## Given request:
Check the listing below for lines that hold "Never". How many are there? Please give only the number.
•••••
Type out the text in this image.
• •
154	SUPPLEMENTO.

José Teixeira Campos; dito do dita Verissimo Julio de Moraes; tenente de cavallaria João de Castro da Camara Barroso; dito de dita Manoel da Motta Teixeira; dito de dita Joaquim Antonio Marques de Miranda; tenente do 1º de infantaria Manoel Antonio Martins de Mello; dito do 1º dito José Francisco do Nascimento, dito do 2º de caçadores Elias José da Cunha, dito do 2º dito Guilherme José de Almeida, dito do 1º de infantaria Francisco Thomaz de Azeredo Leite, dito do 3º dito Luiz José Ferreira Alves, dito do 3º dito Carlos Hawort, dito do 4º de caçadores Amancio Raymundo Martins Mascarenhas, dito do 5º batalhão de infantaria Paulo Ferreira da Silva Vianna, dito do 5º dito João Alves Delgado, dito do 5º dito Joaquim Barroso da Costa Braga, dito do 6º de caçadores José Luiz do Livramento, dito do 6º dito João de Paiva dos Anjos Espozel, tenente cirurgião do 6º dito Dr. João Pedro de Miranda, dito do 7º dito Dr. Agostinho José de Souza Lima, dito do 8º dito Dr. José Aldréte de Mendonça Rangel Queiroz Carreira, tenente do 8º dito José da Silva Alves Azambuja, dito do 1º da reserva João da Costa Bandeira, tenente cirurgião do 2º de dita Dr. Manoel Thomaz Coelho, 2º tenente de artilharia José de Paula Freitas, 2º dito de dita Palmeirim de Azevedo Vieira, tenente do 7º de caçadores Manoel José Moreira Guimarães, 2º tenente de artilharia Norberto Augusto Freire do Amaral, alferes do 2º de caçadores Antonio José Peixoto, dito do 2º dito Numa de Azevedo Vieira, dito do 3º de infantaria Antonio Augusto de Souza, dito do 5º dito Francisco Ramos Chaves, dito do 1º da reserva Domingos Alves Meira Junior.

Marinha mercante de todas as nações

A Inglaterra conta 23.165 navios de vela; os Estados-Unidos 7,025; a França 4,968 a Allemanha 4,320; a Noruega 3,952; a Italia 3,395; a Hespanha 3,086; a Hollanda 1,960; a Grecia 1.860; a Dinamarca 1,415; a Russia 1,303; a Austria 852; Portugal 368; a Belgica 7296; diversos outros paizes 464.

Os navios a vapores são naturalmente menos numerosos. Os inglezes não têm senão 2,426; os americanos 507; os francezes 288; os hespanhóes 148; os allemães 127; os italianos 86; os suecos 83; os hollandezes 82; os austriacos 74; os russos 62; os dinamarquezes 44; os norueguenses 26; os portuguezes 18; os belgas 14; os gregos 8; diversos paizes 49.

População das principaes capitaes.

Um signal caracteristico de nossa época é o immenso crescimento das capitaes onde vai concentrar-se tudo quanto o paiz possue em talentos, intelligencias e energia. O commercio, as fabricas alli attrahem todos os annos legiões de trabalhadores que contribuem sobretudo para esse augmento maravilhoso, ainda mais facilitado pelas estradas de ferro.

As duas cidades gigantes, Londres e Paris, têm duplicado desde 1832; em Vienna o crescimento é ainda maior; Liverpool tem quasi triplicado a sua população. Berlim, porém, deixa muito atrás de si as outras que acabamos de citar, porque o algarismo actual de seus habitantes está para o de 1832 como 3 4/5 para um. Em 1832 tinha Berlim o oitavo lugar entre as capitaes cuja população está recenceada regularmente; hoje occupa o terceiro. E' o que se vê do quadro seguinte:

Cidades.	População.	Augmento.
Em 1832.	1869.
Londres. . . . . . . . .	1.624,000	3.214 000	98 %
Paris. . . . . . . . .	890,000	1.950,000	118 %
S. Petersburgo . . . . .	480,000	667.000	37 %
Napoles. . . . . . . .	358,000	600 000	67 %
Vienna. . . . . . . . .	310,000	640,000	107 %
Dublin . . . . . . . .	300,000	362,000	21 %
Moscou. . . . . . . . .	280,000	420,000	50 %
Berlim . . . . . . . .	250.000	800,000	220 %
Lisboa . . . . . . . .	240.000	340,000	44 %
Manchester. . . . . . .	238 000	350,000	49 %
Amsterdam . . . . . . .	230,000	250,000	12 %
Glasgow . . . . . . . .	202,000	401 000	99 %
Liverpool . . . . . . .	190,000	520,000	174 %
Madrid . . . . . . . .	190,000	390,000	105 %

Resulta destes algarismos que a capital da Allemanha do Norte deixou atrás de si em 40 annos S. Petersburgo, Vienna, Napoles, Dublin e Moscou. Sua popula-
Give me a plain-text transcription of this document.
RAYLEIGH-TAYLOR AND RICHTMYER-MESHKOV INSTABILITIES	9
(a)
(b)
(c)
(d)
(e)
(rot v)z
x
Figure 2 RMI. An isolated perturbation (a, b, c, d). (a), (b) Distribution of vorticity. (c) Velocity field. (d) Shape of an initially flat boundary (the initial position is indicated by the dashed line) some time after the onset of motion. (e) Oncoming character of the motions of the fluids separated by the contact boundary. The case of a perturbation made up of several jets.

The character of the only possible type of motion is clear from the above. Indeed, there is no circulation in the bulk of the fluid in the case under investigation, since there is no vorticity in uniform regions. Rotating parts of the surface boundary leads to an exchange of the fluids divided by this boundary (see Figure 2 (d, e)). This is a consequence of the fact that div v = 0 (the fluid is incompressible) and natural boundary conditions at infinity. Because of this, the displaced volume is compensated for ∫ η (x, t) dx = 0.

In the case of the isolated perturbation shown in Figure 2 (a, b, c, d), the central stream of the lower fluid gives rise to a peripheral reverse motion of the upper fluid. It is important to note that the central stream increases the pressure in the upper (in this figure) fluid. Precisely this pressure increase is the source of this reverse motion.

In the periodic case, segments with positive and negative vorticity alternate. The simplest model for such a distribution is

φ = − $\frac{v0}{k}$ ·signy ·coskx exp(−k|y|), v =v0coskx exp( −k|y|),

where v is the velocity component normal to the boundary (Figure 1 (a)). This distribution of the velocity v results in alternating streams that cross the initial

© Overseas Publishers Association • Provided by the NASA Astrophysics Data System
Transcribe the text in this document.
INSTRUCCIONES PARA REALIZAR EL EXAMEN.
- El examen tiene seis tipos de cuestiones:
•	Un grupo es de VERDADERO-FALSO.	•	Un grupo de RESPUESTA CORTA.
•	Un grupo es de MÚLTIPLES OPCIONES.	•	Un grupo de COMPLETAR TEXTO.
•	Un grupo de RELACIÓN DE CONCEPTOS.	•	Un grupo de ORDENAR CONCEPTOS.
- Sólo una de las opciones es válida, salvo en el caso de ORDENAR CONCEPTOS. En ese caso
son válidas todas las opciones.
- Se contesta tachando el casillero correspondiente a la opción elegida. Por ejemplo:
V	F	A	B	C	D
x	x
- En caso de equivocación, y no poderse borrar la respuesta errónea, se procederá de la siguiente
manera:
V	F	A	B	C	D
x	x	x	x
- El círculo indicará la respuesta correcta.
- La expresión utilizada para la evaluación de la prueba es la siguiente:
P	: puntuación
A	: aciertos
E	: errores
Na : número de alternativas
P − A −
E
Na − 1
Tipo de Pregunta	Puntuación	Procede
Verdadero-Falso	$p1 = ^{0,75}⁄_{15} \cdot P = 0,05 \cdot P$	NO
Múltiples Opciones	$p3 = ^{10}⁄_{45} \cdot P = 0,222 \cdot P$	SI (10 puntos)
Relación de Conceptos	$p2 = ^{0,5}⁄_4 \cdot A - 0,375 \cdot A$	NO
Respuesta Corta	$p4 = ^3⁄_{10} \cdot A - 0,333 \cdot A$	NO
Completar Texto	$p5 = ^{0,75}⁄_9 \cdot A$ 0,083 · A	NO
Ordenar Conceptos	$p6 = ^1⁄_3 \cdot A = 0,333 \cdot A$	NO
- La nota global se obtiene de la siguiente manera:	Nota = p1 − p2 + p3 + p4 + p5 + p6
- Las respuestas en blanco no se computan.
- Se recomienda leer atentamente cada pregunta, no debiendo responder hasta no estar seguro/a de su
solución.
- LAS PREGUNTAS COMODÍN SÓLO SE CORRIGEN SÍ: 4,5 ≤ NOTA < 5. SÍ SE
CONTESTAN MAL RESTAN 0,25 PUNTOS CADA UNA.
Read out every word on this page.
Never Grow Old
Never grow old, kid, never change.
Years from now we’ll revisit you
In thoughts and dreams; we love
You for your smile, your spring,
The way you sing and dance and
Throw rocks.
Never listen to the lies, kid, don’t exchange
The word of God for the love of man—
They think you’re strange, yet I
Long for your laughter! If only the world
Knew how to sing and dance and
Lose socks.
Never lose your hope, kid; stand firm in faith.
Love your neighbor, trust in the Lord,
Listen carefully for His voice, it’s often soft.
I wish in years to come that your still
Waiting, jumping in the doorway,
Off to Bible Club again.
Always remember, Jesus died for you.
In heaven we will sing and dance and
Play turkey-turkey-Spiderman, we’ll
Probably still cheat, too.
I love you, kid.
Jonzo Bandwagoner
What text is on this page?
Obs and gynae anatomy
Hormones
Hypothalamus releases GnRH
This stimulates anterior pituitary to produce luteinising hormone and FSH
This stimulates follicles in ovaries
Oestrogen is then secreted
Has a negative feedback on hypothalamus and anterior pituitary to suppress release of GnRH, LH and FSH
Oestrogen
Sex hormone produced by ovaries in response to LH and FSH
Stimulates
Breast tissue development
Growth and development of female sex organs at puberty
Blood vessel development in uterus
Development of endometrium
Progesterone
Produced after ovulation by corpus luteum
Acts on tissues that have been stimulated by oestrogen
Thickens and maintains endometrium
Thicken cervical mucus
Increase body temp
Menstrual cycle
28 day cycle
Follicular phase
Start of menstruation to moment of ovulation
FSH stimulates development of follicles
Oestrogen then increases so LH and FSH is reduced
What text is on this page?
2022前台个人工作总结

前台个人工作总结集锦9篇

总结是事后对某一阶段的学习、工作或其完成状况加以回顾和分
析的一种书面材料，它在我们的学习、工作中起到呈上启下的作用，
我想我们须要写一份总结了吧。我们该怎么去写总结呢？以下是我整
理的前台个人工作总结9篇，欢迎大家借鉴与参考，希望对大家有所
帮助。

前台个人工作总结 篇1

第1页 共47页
•••••
## Answer for this exercise:
4